*TASK TO CARRY OUT*
Gather, from the data below, each line in which the word "circuit" occurs.

Extracted data entries:
▬▬▬▬▬▬▬▬▬▬

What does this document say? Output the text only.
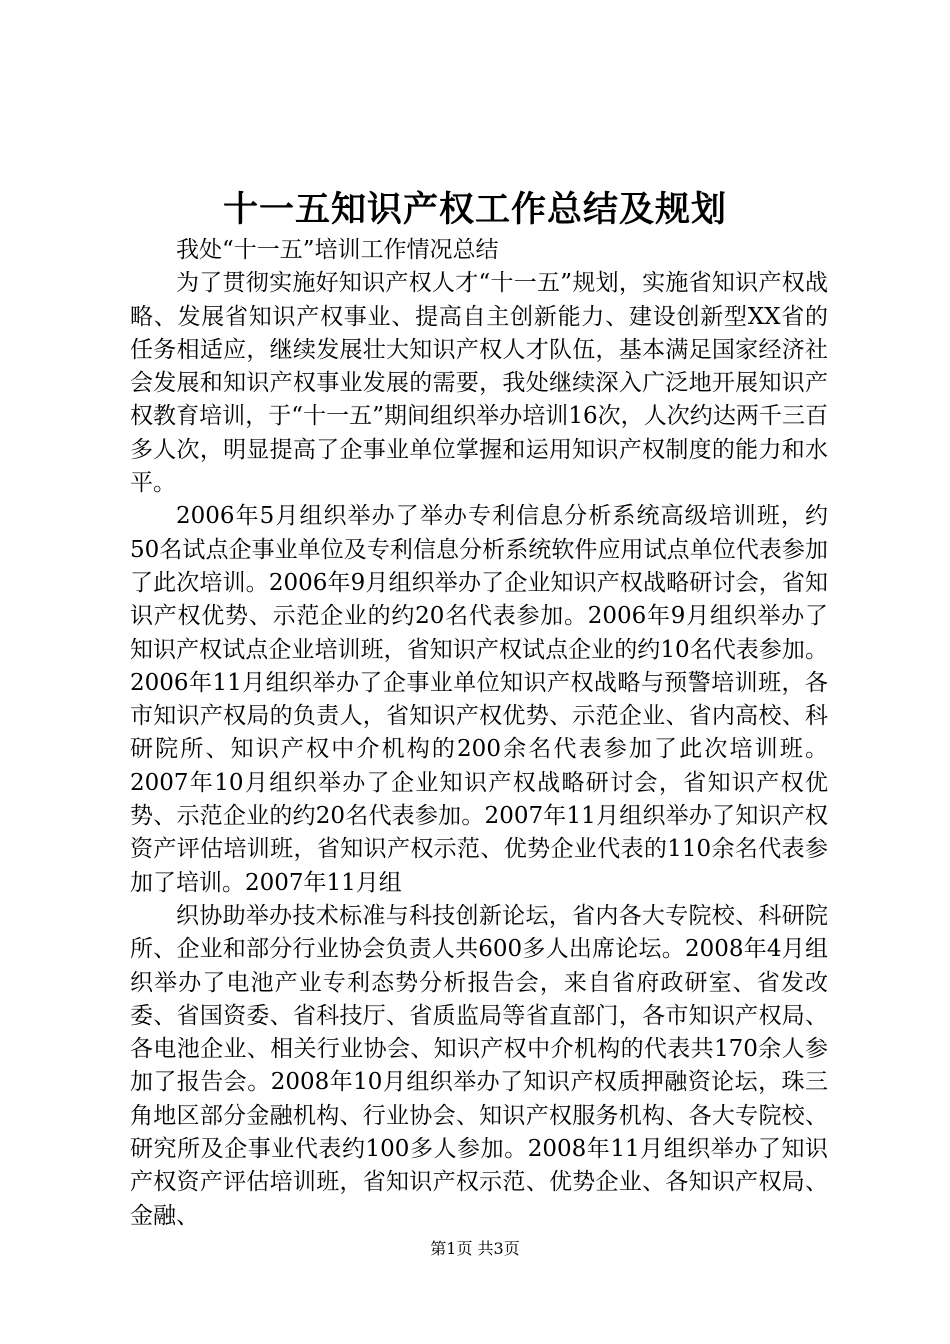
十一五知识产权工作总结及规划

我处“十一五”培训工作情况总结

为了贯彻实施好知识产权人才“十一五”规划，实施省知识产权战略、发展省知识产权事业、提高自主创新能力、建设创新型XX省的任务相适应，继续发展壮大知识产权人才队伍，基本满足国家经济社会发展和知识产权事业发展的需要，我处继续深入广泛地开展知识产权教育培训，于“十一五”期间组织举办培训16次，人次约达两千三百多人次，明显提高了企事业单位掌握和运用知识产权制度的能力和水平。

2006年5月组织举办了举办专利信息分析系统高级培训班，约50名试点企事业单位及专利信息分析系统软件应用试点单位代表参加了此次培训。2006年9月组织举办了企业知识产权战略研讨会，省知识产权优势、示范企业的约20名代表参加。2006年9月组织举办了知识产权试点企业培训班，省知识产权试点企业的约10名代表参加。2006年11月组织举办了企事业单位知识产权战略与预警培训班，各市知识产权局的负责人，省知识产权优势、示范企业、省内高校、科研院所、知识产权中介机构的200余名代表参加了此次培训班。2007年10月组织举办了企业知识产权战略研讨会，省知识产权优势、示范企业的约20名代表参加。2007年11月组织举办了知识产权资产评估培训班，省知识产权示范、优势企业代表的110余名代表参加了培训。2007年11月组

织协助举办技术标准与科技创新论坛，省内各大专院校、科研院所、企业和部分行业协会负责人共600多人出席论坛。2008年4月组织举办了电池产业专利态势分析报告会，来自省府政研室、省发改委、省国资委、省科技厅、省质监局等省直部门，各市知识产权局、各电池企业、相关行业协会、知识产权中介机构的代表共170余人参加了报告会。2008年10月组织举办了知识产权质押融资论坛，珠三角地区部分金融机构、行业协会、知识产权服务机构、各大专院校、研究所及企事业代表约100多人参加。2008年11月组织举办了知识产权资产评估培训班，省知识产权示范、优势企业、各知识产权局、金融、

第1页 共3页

▬▬▬▬▬▬▬▬▬▬

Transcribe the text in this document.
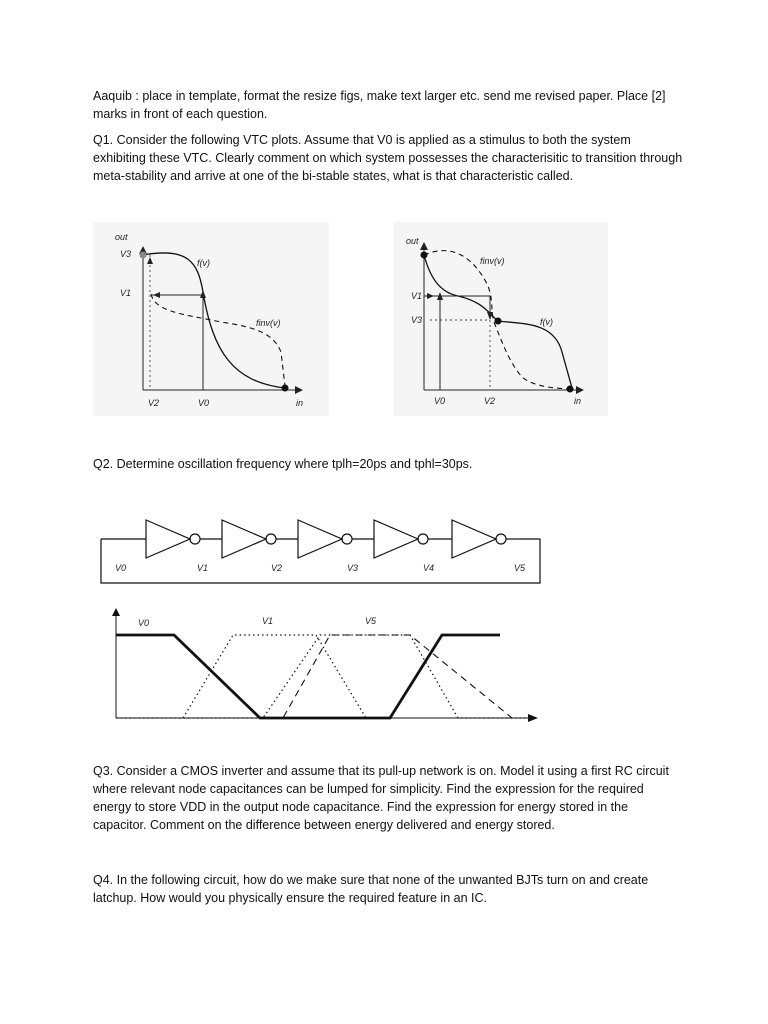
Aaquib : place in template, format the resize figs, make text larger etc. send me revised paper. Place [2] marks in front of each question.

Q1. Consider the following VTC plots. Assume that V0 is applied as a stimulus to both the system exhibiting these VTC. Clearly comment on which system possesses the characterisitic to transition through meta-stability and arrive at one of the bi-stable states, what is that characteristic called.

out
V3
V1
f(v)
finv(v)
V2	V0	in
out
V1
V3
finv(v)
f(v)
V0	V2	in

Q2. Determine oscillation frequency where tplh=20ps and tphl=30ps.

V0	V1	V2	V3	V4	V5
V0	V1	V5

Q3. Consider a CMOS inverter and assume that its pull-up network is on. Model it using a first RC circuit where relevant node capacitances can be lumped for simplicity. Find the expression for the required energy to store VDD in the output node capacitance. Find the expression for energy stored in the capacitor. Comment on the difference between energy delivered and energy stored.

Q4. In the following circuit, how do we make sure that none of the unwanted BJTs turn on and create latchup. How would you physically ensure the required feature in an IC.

▬▬▬▬▬▬▬▬▬▬

*FINISHED EXERCISE*
Q3. Consider a CMOS inverter and assume that its pull-up network is on. Model it using a first RC circuit where relevant node capacitances can be lumped for simplicity. Find the expression for the required energy to store VDD in the output node capacitance. Find the expression for energy stored in the capacitor. Comment on the difference between energy delivered and energy stored.
Q4. In the following circuit, how do we make sure that none of the unwanted BJTs turn on and create latchup. How would you physically ensure the required feature in an IC.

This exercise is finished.